**PROBLEM DETAILS**
Output every entry exactly as written, skipping any pictures.

--*--

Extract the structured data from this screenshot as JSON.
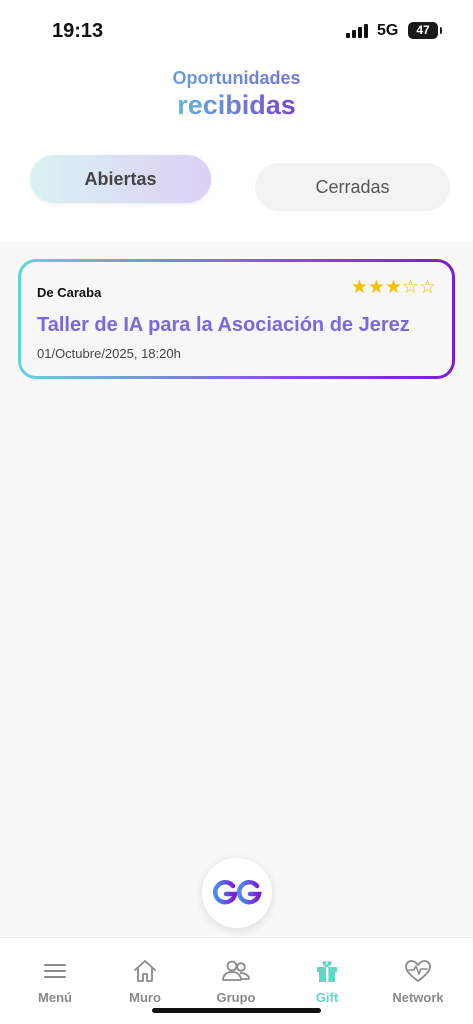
{
  "status_bar": {
    "time": "19:13",
    "network": "5G",
    "battery": "47"
  },
  "header": {
    "title_line1": "Oportunidades",
    "title_line2": "recibidas"
  },
  "tabs": {
    "open_label": "Abiertas",
    "closed_label": "Cerradas",
    "selected": "Abiertas"
  },
  "opportunities": [
    {
      "from": "De Caraba",
      "title": "Taller de IA para la Asociación de Jerez",
      "date": "01/Octubre/2025, 18:20h",
      "rating": 3,
      "rating_max": 5,
      "stars_text": "★★★☆☆"
    }
  ],
  "logo": {
    "icon": "go-logo-icon"
  },
  "bottom_nav": {
    "items": [
      {
        "label": "Menú",
        "icon": "menu-icon"
      },
      {
        "label": "Muro",
        "icon": "home-icon"
      },
      {
        "label": "Grupo",
        "icon": "group-icon"
      },
      {
        "label": "Gift",
        "icon": "gift-icon"
      },
      {
        "label": "Network",
        "icon": "heartbeat-icon"
      }
    ],
    "active": "Gift"
  },
  "colors": {
    "accent_teal": "#5fd8d5",
    "accent_purple": "#7a24d6",
    "card_title": "#7a68de",
    "star": "#f2c200",
    "nav_inactive": "#8a8a8a",
    "nav_active": "#5fd8c8"
  }
}
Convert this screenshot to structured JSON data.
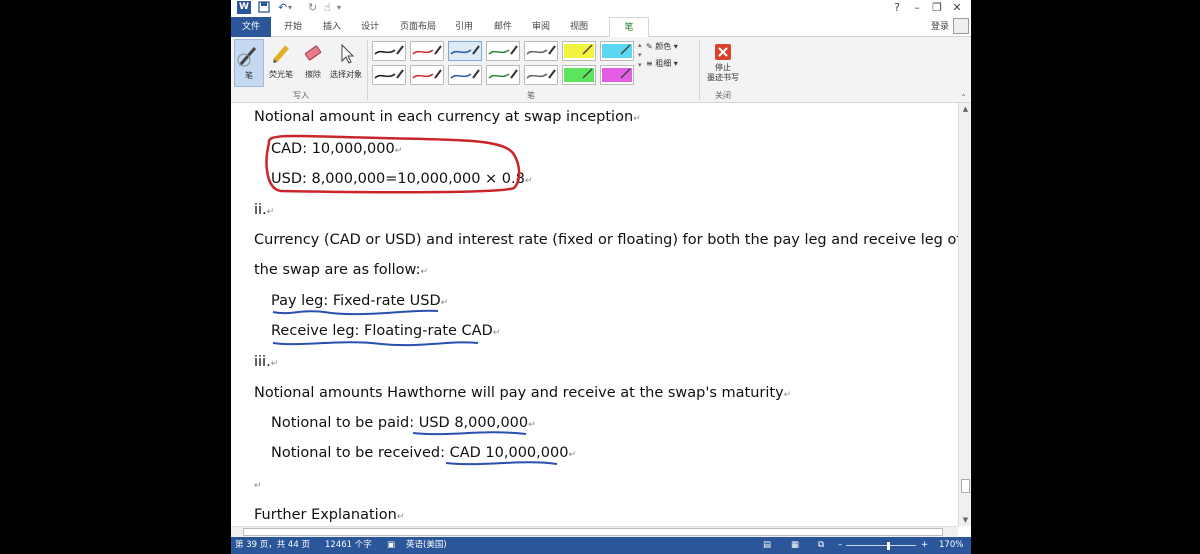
{
  "titlebar": {
    "word_icon": "word-icon",
    "save_icon": "save-icon",
    "undo_icon": "undo-icon",
    "redo_icon": "redo-icon",
    "touch_icon": "touch-mode-icon",
    "help": "?",
    "minimize": "–",
    "restore": "❐",
    "close": "✕"
  },
  "tabs": {
    "file": "文件",
    "items": [
      "开始",
      "插入",
      "设计",
      "页面布局",
      "引用",
      "邮件",
      "审阅",
      "视图",
      "笔"
    ],
    "active": "笔",
    "login": "登录"
  },
  "ribbon": {
    "write_group": {
      "label": "写入",
      "buttons": [
        "笔",
        "荧光笔",
        "擦除",
        "选择对象"
      ],
      "selected": "笔"
    },
    "pens_group": {
      "label": "笔",
      "color_label": "颜色",
      "thickness_label": "粗细",
      "pen_colors_row1": [
        "#222222",
        "#d03030",
        "#2e5fb0",
        "#2e8b3e",
        "#666666",
        "#f0f020",
        "#40d0f0"
      ],
      "pen_colors_row2": [
        "#222222",
        "#d03030",
        "#2e5fb0",
        "#2e8b3e",
        "#666666",
        "#40e040",
        "#e040e0"
      ]
    },
    "close_group": {
      "label": "关闭",
      "button_line1": "停止",
      "button_line2": "墨迹书写"
    }
  },
  "document": {
    "lines": [
      "Notional amount in each currency at swap inception",
      "CAD: 10,000,000",
      "USD: 8,000,000=10,000,000 × 0.8",
      "ii.",
      "Currency (CAD or USD) and interest rate (fixed or floating) for both the pay leg and receive leg of",
      "the swap are as follow:",
      "Pay leg: Fixed-rate USD",
      "Receive leg: Floating-rate CAD",
      "iii.",
      "Notional amounts Hawthorne will pay and receive at the swap's maturity",
      "Notional to be paid: USD 8,000,000",
      "Notional to be received: CAD 10,000,000",
      "",
      "Further Explanation"
    ],
    "paragraph_mark": "↵",
    "ink_colors": {
      "red": "#c8262b",
      "blue": "#2a4fae"
    }
  },
  "statusbar": {
    "page": "第 39 页，共 44 页",
    "words": "12461 个字",
    "language": "英语(美国)",
    "zoom": "170%",
    "zoom_minus": "–",
    "zoom_plus": "+"
  }
}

--*--

**TASK ANSWER**
Extract the structured data from this screenshot as JSON.
{
  "status_bar": {
    "time": "19:13",
    "network": "5G",
    "battery": "47"
  },
  "header": {
    "title_line1": "Oportunidades",
    "title_line2": "recibidas"
  },
  "tabs": {
    "open_label": "Abiertas",
    "closed_label": "Cerradas",
    "selected": "Abiertas"
  },
  "opportunities": [
    {
      "from": "De Caraba",
      "title": "Taller de IA para la Asociación de Jerez",
      "date": "01/Octubre/2025, 18:20h",
      "rating": 3,
      "rating_max": 5,
      "stars_text": "★★★☆☆"
    }
  ],
  "logo": {
    "icon": "go-logo-icon"
  },
  "bottom_nav": {
    "items": [
      {
        "label": "Menú",
        "icon": "menu-icon"
      },
      {
        "label": "Muro",
        "icon": "home-icon"
      },
      {
        "label": "Grupo",
        "icon": "group-icon"
      },
      {
        "label": "Gift",
        "icon": "gift-icon"
      },
      {
        "label": "Network",
        "icon": "heartbeat-icon"
      }
    ],
    "active": "Gift"
  },
  "colors": {
    "accent_teal": "#5fd8d5",
    "accent_purple": "#7a24d6",
    "card_title": "#7a68de",
    "star": "#f2c200",
    "nav_inactive": "#8a8a8a",
    "nav_active": "#5fd8c8"
  }
}
Convert this screenshot to structured JSON data.
{
  "titlebar": {
    "word_icon": "word-icon",
    "save_icon": "save-icon",
    "undo_icon": "undo-icon",
    "redo_icon": "redo-icon",
    "touch_icon": "touch-mode-icon",
    "help": "?",
    "minimize": "–",
    "restore": "❐",
    "close": "✕"
  },
  "tabs": {
    "file": "文件",
    "items": [
      "开始",
      "插入",
      "设计",
      "页面布局",
      "引用",
      "邮件",
      "审阅",
      "视图",
      "笔"
    ],
    "active": "笔",
    "login": "登录"
  },
  "ribbon": {
    "write_group": {
      "label": "写入",
      "buttons": [
        "笔",
        "荧光笔",
        "擦除",
        "选择对象"
      ],
      "selected": "笔"
    },
    "pens_group": {
      "label": "笔",
      "color_label": "颜色",
      "thickness_label": "粗细",
      "pen_colors_row1": [
        "#222222",
        "#d03030",
        "#2e5fb0",
        "#2e8b3e",
        "#666666",
        "#f0f020",
        "#40d0f0"
      ],
      "pen_colors_row2": [
        "#222222",
        "#d03030",
        "#2e5fb0",
        "#2e8b3e",
        "#666666",
        "#40e040",
        "#e040e0"
      ]
    },
    "close_group": {
      "label": "关闭",
      "button_line1": "停止",
      "button_line2": "墨迹书写"
    }
  },
  "document": {
    "lines": [
      "Notional amount in each currency at swap inception",
      "CAD: 10,000,000",
      "USD: 8,000,000=10,000,000 × 0.8",
      "ii.",
      "Currency (CAD or USD) and interest rate (fixed or floating) for both the pay leg and receive leg of",
      "the swap are as follow:",
      "Pay leg: Fixed-rate USD",
      "Receive leg: Floating-rate CAD",
      "iii.",
      "Notional amounts Hawthorne will pay and receive at the swap's maturity",
      "Notional to be paid: USD 8,000,000",
      "Notional to be received: CAD 10,000,000",
      "",
      "Further Explanation"
    ],
    "paragraph_mark": "↵",
    "ink_colors": {
      "red": "#c8262b",
      "blue": "#2a4fae"
    }
  },
  "statusbar": {
    "page": "第 39 页，共 44 页",
    "words": "12461 个字",
    "language": "英语(美国)",
    "zoom": "170%",
    "zoom_minus": "–",
    "zoom_plus": "+"
  }
}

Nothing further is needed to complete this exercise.